• **Your task**
Find each line with the word "icon" and state how many there are, nothing more.

::::::::::

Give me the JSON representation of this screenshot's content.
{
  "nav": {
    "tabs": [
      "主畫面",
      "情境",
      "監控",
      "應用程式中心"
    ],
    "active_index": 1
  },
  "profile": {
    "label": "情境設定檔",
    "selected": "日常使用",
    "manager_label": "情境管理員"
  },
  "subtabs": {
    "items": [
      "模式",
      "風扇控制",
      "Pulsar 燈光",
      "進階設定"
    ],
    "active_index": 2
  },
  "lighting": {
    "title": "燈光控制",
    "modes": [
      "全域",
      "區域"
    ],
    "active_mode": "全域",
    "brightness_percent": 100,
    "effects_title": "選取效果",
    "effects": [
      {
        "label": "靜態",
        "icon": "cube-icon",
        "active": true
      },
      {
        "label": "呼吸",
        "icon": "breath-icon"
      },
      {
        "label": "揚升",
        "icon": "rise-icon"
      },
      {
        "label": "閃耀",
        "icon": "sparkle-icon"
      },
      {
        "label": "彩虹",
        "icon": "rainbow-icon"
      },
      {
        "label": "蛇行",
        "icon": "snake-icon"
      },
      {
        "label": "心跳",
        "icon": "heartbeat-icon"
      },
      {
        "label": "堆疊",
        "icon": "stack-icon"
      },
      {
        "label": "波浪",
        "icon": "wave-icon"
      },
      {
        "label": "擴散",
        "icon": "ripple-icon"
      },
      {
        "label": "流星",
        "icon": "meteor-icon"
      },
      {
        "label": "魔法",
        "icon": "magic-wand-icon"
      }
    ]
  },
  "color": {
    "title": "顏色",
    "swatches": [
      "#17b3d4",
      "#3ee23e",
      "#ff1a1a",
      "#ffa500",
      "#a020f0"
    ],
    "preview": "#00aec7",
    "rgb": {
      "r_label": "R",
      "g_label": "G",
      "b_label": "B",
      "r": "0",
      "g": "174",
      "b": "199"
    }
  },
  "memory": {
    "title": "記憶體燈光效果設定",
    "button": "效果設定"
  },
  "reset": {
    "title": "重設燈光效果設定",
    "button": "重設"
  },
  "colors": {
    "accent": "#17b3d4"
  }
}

::::::::::

• **Correct output**
12